- _AIM_:
Identify each line below containing the string "country" and copy it.

- _DATA FOR THIS TASK_:

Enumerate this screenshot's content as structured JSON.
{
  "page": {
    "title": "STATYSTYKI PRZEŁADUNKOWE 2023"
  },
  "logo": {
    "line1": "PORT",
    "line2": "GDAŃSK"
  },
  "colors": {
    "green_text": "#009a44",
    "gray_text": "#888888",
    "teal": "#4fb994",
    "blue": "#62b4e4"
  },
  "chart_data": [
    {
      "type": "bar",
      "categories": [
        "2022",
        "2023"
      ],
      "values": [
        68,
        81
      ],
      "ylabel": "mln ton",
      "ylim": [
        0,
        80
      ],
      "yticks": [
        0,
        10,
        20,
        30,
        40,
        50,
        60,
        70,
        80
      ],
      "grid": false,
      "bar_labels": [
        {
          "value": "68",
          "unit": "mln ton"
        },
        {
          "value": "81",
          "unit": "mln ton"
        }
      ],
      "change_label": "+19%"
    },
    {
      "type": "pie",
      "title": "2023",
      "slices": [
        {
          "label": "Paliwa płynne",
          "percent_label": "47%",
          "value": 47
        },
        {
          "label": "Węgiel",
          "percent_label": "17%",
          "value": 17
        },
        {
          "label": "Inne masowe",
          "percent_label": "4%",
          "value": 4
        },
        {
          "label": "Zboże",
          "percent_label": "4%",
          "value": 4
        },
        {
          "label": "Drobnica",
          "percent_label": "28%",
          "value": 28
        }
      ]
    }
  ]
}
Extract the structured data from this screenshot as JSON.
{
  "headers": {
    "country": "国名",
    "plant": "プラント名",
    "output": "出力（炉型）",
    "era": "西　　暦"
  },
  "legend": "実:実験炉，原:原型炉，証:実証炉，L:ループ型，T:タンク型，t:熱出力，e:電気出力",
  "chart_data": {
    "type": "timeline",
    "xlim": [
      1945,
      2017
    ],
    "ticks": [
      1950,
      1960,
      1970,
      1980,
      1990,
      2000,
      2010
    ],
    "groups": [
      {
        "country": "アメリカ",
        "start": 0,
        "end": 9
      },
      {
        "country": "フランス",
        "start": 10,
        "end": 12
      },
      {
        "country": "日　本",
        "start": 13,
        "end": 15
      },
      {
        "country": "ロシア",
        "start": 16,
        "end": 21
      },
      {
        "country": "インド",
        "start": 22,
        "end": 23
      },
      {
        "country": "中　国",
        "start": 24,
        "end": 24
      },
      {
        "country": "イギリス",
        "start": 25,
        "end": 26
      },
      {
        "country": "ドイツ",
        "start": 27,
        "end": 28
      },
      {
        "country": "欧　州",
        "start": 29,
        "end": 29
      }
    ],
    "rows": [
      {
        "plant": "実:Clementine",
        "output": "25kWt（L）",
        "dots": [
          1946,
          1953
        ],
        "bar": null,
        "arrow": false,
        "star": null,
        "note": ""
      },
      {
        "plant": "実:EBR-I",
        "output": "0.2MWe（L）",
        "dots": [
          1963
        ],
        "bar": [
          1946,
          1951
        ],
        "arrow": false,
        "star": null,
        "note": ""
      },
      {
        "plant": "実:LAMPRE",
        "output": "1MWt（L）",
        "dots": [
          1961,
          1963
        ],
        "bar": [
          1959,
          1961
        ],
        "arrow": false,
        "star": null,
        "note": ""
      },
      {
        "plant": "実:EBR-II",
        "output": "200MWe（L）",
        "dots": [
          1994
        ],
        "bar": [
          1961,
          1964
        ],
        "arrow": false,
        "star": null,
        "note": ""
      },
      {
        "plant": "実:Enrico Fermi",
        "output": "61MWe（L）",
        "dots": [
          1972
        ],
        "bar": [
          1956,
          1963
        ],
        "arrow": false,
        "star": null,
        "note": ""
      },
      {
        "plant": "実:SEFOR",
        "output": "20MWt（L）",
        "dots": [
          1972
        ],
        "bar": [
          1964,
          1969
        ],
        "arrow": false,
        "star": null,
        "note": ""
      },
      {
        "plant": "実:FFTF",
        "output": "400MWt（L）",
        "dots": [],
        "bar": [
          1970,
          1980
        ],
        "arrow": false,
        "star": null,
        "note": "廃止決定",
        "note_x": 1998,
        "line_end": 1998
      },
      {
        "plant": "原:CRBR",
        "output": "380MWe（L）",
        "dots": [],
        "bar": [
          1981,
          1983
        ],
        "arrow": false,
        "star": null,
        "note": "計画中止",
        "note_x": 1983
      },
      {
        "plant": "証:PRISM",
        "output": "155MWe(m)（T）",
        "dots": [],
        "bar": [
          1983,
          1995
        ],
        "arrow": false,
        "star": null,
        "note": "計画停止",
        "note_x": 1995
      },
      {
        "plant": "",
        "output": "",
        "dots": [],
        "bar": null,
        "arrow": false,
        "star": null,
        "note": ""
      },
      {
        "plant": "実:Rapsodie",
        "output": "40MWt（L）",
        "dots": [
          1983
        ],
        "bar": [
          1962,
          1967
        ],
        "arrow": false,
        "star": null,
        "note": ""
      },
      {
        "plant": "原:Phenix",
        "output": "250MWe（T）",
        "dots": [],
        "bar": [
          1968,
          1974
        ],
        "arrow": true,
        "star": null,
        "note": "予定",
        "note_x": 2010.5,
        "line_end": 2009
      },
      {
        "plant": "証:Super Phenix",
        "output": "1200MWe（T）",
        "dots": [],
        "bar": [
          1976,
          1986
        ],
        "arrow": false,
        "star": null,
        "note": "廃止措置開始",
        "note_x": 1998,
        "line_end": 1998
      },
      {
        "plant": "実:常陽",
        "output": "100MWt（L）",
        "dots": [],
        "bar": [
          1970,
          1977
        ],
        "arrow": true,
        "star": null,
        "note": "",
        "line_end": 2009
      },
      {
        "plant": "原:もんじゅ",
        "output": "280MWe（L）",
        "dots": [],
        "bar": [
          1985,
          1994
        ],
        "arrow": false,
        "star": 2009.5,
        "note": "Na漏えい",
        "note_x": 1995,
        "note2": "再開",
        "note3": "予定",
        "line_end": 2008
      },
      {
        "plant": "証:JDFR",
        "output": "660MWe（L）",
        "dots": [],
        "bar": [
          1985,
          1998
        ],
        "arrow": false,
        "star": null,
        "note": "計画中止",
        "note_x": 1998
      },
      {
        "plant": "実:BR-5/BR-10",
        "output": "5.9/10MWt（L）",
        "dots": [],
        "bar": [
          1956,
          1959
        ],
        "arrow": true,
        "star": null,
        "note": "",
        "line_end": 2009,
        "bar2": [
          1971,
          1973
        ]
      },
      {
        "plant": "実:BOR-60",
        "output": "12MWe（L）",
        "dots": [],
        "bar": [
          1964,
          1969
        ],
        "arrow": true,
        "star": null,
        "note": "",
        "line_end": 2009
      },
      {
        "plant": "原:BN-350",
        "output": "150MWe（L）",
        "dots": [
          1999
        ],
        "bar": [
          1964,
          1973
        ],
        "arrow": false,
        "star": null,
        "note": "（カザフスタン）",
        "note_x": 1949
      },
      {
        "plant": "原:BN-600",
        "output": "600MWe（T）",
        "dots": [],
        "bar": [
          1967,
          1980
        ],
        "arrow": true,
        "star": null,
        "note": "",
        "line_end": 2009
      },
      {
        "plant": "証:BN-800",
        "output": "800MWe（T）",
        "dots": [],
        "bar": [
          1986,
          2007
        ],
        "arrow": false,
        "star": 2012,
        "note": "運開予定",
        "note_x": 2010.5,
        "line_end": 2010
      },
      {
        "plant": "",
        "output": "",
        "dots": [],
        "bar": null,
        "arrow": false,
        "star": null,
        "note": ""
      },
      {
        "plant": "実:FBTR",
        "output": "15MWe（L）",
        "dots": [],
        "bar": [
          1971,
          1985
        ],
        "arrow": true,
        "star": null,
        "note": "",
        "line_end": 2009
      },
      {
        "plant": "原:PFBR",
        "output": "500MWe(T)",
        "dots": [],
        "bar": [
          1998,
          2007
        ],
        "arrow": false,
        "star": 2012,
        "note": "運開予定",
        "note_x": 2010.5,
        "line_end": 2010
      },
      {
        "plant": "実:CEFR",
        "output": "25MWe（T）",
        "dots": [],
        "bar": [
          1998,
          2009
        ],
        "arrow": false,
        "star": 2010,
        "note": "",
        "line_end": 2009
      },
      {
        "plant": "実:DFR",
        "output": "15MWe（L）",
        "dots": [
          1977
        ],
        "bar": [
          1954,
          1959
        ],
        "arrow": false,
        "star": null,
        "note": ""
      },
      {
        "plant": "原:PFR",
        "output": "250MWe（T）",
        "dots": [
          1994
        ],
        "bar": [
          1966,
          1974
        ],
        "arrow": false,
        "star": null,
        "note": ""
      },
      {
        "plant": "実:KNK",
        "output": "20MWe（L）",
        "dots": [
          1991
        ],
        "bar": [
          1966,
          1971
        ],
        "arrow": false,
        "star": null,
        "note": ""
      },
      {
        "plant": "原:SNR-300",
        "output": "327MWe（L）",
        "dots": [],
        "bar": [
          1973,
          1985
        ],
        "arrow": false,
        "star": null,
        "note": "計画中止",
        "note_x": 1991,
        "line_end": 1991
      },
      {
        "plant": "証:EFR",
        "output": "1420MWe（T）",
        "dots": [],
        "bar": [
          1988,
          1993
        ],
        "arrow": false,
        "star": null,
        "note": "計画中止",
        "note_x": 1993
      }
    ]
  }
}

- _REPLY_:
    "country": "国名",
        "country": "アメリカ",
        "country": "フランス",
        "country": "日　本",
        "country": "ロシア",
        "country": "インド",
        "country": "中　国",
        "country": "イギリス",
        "country": "ドイツ",
        "country": "欧　州",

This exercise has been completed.